WHAT IS BEING ASKED
Across the entries below, determine how many lines include the word "Bacteria". State only the resulting number.

Dataset records of document pages:
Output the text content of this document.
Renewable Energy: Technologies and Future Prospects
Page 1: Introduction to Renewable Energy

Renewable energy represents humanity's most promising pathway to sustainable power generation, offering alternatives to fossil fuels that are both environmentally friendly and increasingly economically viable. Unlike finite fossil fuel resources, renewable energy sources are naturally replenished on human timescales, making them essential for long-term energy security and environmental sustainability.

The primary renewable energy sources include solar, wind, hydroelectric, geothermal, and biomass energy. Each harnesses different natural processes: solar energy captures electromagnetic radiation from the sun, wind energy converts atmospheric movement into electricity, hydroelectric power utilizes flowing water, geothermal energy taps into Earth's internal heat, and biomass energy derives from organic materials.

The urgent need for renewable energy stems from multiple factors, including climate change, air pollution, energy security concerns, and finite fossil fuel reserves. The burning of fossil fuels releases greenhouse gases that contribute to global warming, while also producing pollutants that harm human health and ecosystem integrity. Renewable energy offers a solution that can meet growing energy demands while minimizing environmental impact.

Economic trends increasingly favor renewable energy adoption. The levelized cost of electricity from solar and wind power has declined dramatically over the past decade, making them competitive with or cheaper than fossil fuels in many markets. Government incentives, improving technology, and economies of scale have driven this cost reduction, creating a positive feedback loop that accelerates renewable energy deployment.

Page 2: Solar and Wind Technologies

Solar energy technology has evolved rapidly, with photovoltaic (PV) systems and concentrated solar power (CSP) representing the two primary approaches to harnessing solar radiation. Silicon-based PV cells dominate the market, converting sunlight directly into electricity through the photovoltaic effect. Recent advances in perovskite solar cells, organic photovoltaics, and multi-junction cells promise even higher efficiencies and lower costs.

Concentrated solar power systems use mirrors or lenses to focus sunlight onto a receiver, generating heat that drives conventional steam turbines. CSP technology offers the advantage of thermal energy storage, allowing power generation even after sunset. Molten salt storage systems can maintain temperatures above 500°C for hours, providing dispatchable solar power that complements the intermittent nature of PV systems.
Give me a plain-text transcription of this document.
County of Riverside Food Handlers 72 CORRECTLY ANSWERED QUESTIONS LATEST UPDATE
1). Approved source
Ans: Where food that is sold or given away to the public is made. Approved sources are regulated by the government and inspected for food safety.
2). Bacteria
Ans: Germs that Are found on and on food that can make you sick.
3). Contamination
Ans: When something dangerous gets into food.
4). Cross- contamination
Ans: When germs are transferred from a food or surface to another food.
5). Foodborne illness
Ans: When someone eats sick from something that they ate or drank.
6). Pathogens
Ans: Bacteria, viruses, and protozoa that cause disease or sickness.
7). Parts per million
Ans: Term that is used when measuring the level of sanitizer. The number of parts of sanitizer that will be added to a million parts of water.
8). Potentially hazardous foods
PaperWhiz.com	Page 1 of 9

YOUR SOLUTION
2